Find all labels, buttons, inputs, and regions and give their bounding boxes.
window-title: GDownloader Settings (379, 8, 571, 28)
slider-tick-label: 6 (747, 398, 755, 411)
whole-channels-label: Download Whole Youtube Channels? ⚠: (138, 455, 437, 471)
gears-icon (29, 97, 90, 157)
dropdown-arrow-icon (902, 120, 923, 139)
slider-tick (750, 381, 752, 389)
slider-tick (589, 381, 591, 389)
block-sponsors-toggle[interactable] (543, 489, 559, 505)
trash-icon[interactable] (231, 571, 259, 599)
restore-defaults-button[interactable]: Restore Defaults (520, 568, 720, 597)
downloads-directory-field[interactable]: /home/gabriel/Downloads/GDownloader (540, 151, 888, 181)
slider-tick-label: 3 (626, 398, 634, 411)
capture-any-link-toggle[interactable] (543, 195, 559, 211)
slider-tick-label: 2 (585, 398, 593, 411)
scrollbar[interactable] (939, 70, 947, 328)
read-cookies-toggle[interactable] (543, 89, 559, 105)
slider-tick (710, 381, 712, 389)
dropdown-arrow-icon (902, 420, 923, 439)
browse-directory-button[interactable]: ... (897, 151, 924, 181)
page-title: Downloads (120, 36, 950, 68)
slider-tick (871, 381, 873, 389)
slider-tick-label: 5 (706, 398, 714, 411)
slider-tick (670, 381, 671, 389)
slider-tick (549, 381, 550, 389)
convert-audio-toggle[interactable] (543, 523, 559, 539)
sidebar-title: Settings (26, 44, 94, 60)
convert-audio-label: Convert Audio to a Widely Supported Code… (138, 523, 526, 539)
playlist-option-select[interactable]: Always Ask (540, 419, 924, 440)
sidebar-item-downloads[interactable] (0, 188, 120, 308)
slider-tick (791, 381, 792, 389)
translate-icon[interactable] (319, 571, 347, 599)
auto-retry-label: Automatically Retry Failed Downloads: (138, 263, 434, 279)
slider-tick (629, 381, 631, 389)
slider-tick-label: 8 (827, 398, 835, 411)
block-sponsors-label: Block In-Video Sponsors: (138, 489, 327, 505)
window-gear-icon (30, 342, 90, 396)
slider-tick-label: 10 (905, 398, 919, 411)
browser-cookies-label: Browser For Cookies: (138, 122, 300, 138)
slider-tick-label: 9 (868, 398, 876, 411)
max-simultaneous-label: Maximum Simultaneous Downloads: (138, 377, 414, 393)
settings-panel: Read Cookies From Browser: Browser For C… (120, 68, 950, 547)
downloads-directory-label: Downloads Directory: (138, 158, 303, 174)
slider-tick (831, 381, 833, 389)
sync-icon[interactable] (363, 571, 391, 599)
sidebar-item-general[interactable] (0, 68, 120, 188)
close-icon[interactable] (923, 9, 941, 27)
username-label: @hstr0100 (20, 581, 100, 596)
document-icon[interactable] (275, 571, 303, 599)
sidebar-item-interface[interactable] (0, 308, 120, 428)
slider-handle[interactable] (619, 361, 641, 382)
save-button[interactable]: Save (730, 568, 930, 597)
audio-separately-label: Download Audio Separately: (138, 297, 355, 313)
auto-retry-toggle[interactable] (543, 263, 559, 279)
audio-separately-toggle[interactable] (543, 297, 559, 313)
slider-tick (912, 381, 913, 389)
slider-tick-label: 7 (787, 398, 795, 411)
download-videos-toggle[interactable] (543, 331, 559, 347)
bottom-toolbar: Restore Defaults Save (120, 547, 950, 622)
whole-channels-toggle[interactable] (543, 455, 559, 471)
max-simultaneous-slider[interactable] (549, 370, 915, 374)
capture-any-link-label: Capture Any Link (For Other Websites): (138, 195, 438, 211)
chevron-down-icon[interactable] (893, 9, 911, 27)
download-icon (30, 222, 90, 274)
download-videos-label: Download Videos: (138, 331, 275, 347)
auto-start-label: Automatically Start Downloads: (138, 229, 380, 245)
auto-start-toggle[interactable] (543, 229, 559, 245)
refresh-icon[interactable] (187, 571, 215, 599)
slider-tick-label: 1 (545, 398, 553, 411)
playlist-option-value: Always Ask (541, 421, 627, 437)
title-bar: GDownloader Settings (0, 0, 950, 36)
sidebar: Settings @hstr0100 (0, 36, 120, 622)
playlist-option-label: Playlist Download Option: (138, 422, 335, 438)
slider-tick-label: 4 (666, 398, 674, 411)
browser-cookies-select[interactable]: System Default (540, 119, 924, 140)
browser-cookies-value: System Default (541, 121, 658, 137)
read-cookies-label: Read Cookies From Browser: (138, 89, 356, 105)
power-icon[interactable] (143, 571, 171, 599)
******
• _Short task_
Copy out every line of the records above, word for word and in the same order.

• _Solution_
Find all labels, buttons, inputs, and regions and give their bounding boxes.
window-title: GDownloader Settings (379, 8, 571, 28)
slider-tick-label: 6 (747, 398, 755, 411)
whole-channels-label: Download Whole Youtube Channels? ⚠: (138, 455, 437, 471)
gears-icon (29, 97, 90, 157)
dropdown-arrow-icon (902, 120, 923, 139)
slider-tick (750, 381, 752, 389)
slider-tick (589, 381, 591, 389)
block-sponsors-toggle[interactable] (543, 489, 559, 505)
trash-icon[interactable] (231, 571, 259, 599)
restore-defaults-button[interactable]: Restore Defaults (520, 568, 720, 597)
downloads-directory-field[interactable]: /home/gabriel/Downloads/GDownloader (540, 151, 888, 181)
slider-tick-label: 3 (626, 398, 634, 411)
capture-any-link-toggle[interactable] (543, 195, 559, 211)
slider-tick-label: 2 (585, 398, 593, 411)
scrollbar[interactable] (939, 70, 947, 328)
read-cookies-toggle[interactable] (543, 89, 559, 105)
slider-tick (710, 381, 712, 389)
dropdown-arrow-icon (902, 420, 923, 439)
browse-directory-button[interactable]: ... (897, 151, 924, 181)
page-title: Downloads (120, 36, 950, 68)
slider-tick (871, 381, 873, 389)
slider-tick-label: 5 (706, 398, 714, 411)
slider-tick (670, 381, 671, 389)
slider-tick (549, 381, 550, 389)
convert-audio-toggle[interactable] (543, 523, 559, 539)
sidebar-title: Settings (26, 44, 94, 60)
convert-audio-label: Convert Audio to a Widely Supported Code… (138, 523, 526, 539)
playlist-option-select[interactable]: Always Ask (540, 419, 924, 440)
sidebar-item-downloads[interactable] (0, 188, 120, 308)
slider-tick (791, 381, 792, 389)
translate-icon[interactable] (319, 571, 347, 599)
auto-retry-label: Automatically Retry Failed Downloads: (138, 263, 434, 279)
slider-tick (629, 381, 631, 389)
slider-tick-label: 8 (827, 398, 835, 411)
block-sponsors-label: Block In-Video Sponsors: (138, 489, 327, 505)
window-gear-icon (30, 342, 90, 396)
slider-tick-label: 10 (905, 398, 919, 411)
browser-cookies-label: Browser For Cookies: (138, 122, 300, 138)
slider-tick-label: 9 (868, 398, 876, 411)
max-simultaneous-label: Maximum Simultaneous Downloads: (138, 377, 414, 393)
settings-panel: Read Cookies From Browser: Browser For C… (120, 68, 950, 547)
downloads-directory-label: Downloads Directory: (138, 158, 303, 174)
slider-tick (831, 381, 833, 389)
sync-icon[interactable] (363, 571, 391, 599)
sidebar-item-general[interactable] (0, 68, 120, 188)
close-icon[interactable] (923, 9, 941, 27)
username-label: @hstr0100 (20, 581, 100, 596)
document-icon[interactable] (275, 571, 303, 599)
sidebar-item-interface[interactable] (0, 308, 120, 428)
slider-handle[interactable] (619, 361, 641, 382)
save-button[interactable]: Save (730, 568, 930, 597)
audio-separately-label: Download Audio Separately: (138, 297, 355, 313)
auto-retry-toggle[interactable] (543, 263, 559, 279)
audio-separately-toggle[interactable] (543, 297, 559, 313)
slider-tick (912, 381, 913, 389)
slider-tick-label: 7 (787, 398, 795, 411)
download-videos-toggle[interactable] (543, 331, 559, 347)
bottom-toolbar: Restore Defaults Save (120, 547, 950, 622)
whole-channels-toggle[interactable] (543, 455, 559, 471)
max-simultaneous-slider[interactable] (549, 370, 915, 374)
capture-any-link-label: Capture Any Link (For Other Websites): (138, 195, 438, 211)
chevron-down-icon[interactable] (893, 9, 911, 27)
download-icon (30, 222, 90, 274)
download-videos-label: Download Videos: (138, 331, 275, 347)
auto-start-label: Automatically Start Downloads: (138, 229, 380, 245)
auto-start-toggle[interactable] (543, 229, 559, 245)
refresh-icon[interactable] (187, 571, 215, 599)
slider-tick-label: 1 (545, 398, 553, 411)
playlist-option-value: Always Ask (541, 421, 627, 437)
title-bar: GDownloader Settings (0, 0, 950, 36)
sidebar: Settings @hstr0100 (0, 36, 120, 622)
playlist-option-label: Playlist Download Option: (138, 422, 335, 438)
slider-tick-label: 4 (666, 398, 674, 411)
browser-cookies-select[interactable]: System Default (540, 119, 924, 140)
browser-cookies-value: System Default (541, 121, 658, 137)
read-cookies-label: Read Cookies From Browser: (138, 89, 356, 105)
power-icon[interactable] (143, 571, 171, 599)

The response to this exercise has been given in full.